# What to do
Sort through the data and copy the lines holding the word "this".

# Supplied data
[BEGIN]

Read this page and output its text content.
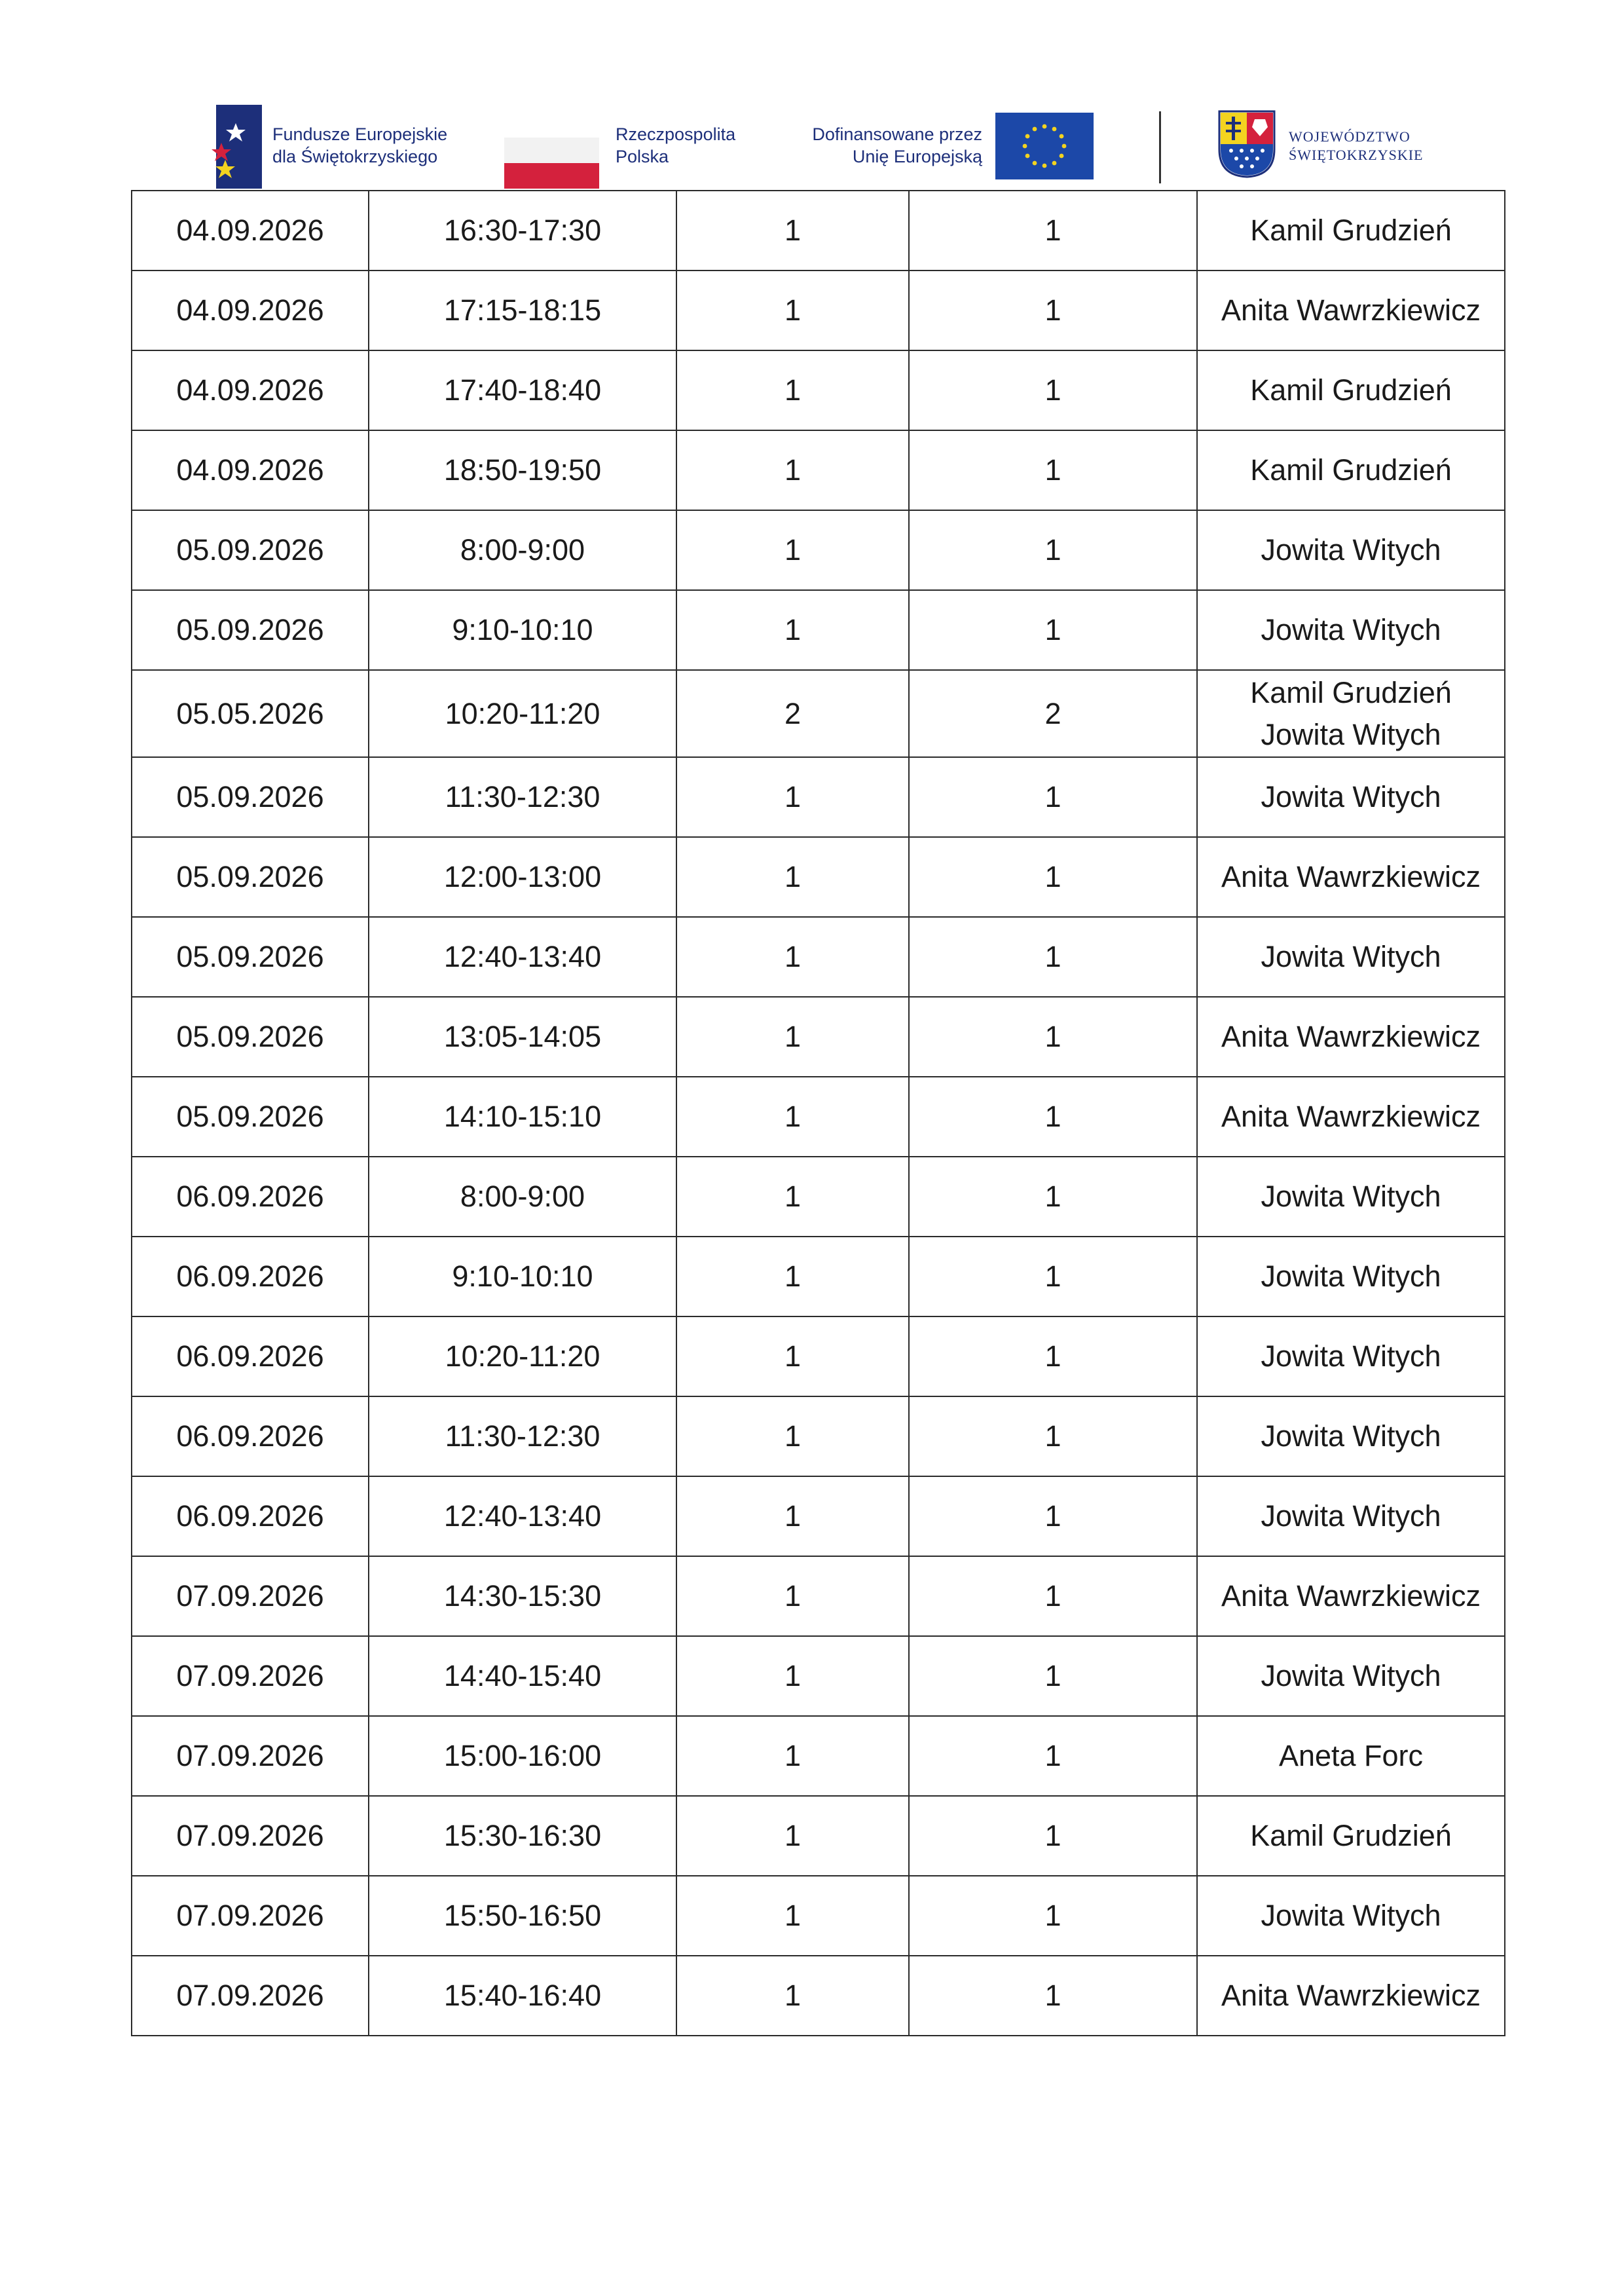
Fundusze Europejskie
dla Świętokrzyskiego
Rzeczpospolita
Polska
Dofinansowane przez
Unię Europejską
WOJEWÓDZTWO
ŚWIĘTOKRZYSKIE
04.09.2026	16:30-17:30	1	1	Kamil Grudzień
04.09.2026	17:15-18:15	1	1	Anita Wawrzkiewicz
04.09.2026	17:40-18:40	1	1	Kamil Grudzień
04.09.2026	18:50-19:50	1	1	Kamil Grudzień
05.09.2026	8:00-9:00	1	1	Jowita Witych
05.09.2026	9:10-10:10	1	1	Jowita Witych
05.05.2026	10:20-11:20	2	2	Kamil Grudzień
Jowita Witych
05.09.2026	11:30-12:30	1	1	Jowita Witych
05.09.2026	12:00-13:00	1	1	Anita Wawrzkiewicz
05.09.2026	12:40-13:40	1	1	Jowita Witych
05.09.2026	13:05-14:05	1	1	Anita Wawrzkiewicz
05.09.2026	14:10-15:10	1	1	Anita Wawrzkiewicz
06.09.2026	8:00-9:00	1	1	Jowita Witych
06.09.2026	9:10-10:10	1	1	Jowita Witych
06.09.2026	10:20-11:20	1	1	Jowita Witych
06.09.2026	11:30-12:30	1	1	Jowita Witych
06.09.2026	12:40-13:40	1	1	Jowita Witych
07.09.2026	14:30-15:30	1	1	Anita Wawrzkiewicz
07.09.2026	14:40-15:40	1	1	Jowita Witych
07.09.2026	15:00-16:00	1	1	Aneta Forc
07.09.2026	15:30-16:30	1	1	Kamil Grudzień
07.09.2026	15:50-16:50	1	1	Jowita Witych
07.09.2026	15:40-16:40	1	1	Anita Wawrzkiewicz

[END]
[BEGIN]

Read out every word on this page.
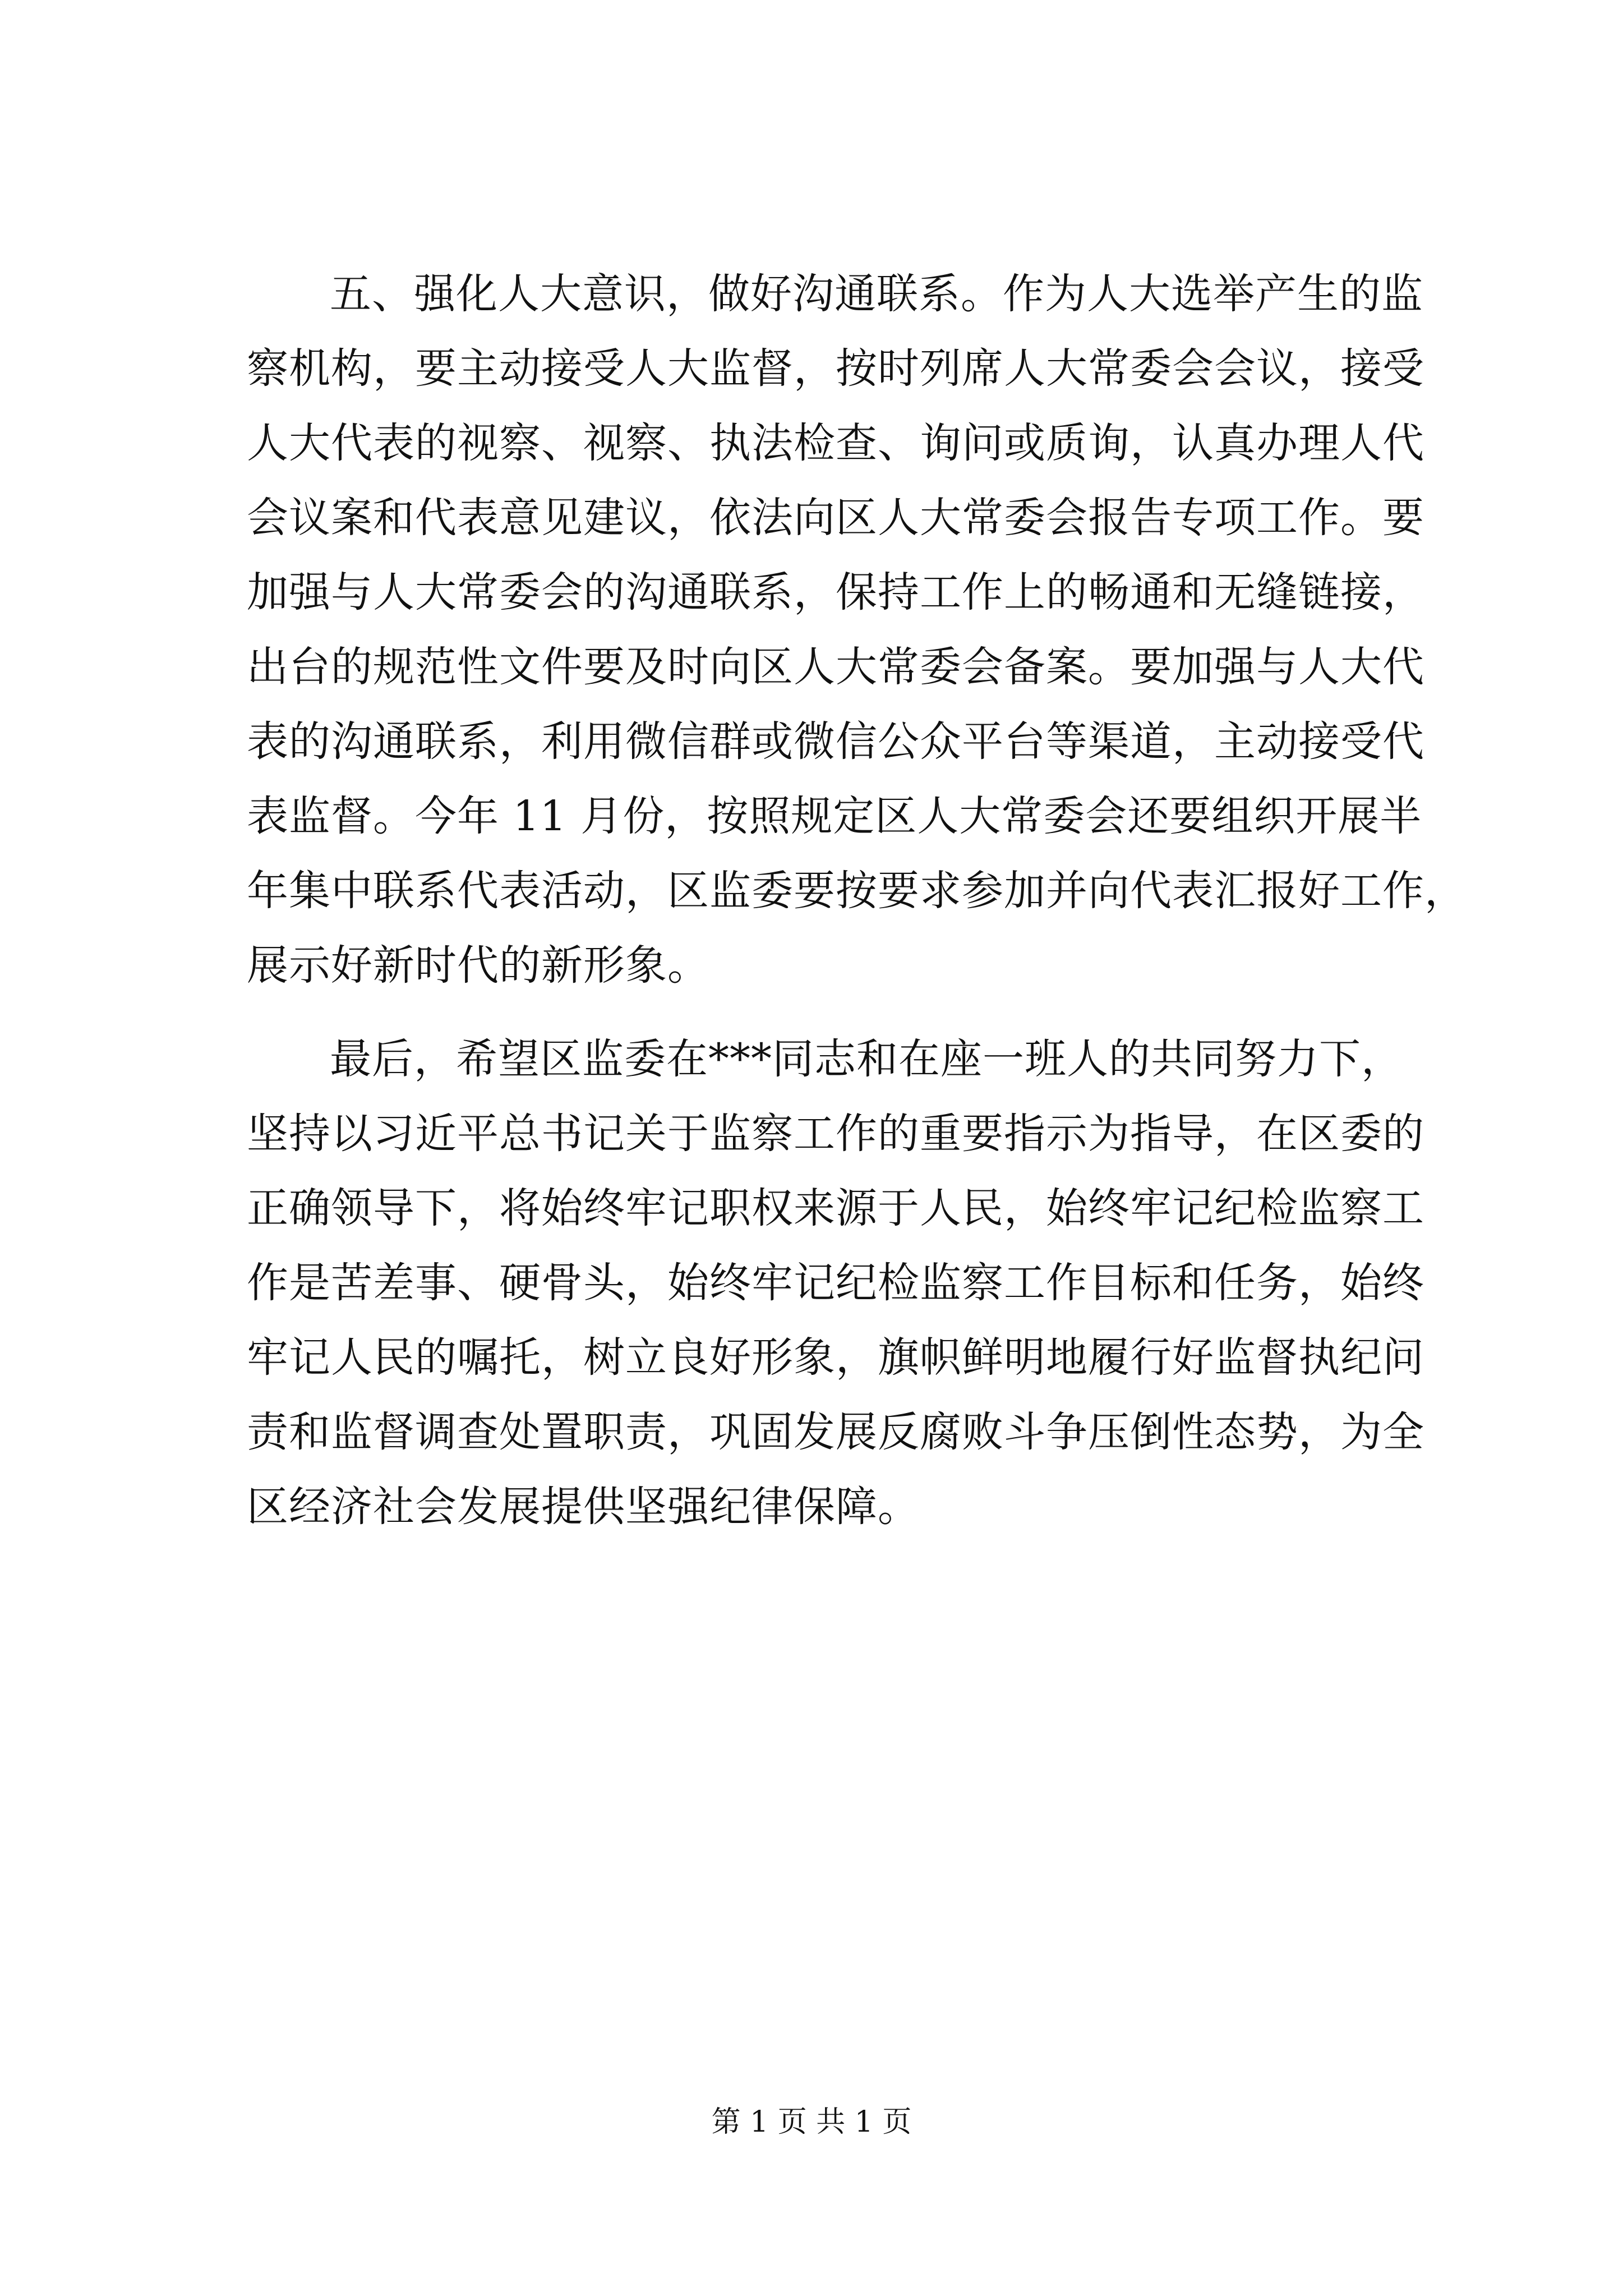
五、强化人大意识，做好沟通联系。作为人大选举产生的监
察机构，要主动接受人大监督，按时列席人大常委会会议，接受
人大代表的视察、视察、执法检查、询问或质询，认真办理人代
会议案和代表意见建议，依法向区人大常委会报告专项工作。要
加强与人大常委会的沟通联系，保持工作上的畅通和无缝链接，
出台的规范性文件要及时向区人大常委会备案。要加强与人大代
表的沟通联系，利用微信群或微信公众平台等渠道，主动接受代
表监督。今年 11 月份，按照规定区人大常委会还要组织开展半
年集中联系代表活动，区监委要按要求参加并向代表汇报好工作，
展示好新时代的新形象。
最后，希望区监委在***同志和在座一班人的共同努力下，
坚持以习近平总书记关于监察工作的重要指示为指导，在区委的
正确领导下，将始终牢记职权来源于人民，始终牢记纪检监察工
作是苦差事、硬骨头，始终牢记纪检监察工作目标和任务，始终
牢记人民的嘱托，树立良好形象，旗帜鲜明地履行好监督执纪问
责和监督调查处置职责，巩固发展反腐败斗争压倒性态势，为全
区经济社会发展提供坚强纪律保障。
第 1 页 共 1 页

[END]

# Result below
Read this page and output its text content.
Read out every word on this page.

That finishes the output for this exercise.